==== Source material ====

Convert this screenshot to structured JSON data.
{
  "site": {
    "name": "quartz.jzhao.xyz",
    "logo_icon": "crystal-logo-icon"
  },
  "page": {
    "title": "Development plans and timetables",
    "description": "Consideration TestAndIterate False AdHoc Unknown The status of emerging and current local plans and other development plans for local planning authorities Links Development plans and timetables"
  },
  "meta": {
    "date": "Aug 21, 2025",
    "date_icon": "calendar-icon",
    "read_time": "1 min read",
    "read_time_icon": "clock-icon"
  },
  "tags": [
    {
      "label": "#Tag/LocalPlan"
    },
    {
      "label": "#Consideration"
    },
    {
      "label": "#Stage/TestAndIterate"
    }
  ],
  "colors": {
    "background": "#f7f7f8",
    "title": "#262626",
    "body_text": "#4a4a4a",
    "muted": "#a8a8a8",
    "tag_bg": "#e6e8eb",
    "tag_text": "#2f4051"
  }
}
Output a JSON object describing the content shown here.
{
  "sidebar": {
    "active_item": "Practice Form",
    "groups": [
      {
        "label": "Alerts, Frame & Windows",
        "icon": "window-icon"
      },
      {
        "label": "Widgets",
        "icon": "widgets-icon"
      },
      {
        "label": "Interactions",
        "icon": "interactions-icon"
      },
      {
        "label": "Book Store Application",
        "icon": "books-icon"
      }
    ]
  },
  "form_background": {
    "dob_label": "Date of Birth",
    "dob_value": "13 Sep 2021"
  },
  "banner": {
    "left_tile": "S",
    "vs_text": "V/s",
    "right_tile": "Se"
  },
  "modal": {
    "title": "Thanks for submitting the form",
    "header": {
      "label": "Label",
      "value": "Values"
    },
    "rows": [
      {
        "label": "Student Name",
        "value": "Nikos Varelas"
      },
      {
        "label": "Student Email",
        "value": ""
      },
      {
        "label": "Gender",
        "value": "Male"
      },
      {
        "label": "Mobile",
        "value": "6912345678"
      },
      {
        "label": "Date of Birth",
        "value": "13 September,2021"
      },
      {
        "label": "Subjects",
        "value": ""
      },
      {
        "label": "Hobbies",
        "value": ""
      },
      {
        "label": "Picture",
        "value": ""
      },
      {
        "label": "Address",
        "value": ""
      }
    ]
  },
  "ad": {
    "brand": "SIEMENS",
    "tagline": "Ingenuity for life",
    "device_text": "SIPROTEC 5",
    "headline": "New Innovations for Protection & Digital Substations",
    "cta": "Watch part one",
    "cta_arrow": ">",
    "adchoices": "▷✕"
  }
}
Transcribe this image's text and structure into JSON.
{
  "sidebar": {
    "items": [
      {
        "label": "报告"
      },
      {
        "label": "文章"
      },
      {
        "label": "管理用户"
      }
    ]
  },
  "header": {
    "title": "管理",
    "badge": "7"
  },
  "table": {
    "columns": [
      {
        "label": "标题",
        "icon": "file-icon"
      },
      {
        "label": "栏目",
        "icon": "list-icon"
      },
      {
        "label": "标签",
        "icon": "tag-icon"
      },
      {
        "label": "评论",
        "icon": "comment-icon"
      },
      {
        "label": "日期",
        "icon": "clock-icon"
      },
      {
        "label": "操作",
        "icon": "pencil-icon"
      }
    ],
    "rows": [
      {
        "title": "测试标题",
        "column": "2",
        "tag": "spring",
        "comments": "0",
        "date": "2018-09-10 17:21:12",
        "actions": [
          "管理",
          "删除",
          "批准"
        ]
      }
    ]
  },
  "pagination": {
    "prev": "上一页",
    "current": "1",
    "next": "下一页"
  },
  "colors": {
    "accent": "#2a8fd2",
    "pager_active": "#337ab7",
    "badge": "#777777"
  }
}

====

Retype all of the data shown above, word for word.

● **Answer to the task**
Convert this screenshot to structured JSON data.
{
  "site": {
    "name": "quartz.jzhao.xyz",
    "logo_icon": "crystal-logo-icon"
  },
  "page": {
    "title": "Development plans and timetables",
    "description": "Consideration TestAndIterate False AdHoc Unknown The status of emerging and current local plans and other development plans for local planning authorities Links Development plans and timetables"
  },
  "meta": {
    "date": "Aug 21, 2025",
    "date_icon": "calendar-icon",
    "read_time": "1 min read",
    "read_time_icon": "clock-icon"
  },
  "tags": [
    {
      "label": "#Tag/LocalPlan"
    },
    {
      "label": "#Consideration"
    },
    {
      "label": "#Stage/TestAndIterate"
    }
  ],
  "colors": {
    "background": "#f7f7f8",
    "title": "#262626",
    "body_text": "#4a4a4a",
    "muted": "#a8a8a8",
    "tag_bg": "#e6e8eb",
    "tag_text": "#2f4051"
  }
}
Output a JSON object describing the content shown here.
{
  "sidebar": {
    "active_item": "Practice Form",
    "groups": [
      {
        "label": "Alerts, Frame & Windows",
        "icon": "window-icon"
      },
      {
        "label": "Widgets",
        "icon": "widgets-icon"
      },
      {
        "label": "Interactions",
        "icon": "interactions-icon"
      },
      {
        "label": "Book Store Application",
        "icon": "books-icon"
      }
    ]
  },
  "form_background": {
    "dob_label": "Date of Birth",
    "dob_value": "13 Sep 2021"
  },
  "banner": {
    "left_tile": "S",
    "vs_text": "V/s",
    "right_tile": "Se"
  },
  "modal": {
    "title": "Thanks for submitting the form",
    "header": {
      "label": "Label",
      "value": "Values"
    },
    "rows": [
      {
        "label": "Student Name",
        "value": "Nikos Varelas"
      },
      {
        "label": "Student Email",
        "value": ""
      },
      {
        "label": "Gender",
        "value": "Male"
      },
      {
        "label": "Mobile",
        "value": "6912345678"
      },
      {
        "label": "Date of Birth",
        "value": "13 September,2021"
      },
      {
        "label": "Subjects",
        "value": ""
      },
      {
        "label": "Hobbies",
        "value": ""
      },
      {
        "label": "Picture",
        "value": ""
      },
      {
        "label": "Address",
        "value": ""
      }
    ]
  },
  "ad": {
    "brand": "SIEMENS",
    "tagline": "Ingenuity for life",
    "device_text": "SIPROTEC 5",
    "headline": "New Innovations for Protection & Digital Substations",
    "cta": "Watch part one",
    "cta_arrow": ">",
    "adchoices": "▷✕"
  }
}
Transcribe this image's text and structure into JSON.
{
  "sidebar": {
    "items": [
      {
        "label": "报告"
      },
      {
        "label": "文章"
      },
      {
        "label": "管理用户"
      }
    ]
  },
  "header": {
    "title": "管理",
    "badge": "7"
  },
  "table": {
    "columns": [
      {
        "label": "标题",
        "icon": "file-icon"
      },
      {
        "label": "栏目",
        "icon": "list-icon"
      },
      {
        "label": "标签",
        "icon": "tag-icon"
      },
      {
        "label": "评论",
        "icon": "comment-icon"
      },
      {
        "label": "日期",
        "icon": "clock-icon"
      },
      {
        "label": "操作",
        "icon": "pencil-icon"
      }
    ],
    "rows": [
      {
        "title": "测试标题",
        "column": "2",
        "tag": "spring",
        "comments": "0",
        "date": "2018-09-10 17:21:12",
        "actions": [
          "管理",
          "删除",
          "批准"
        ]
      }
    ]
  },
  "pagination": {
    "prev": "上一页",
    "current": "1",
    "next": "下一页"
  },
  "colors": {
    "accent": "#2a8fd2",
    "pager_active": "#337ab7",
    "badge": "#777777"
  }
}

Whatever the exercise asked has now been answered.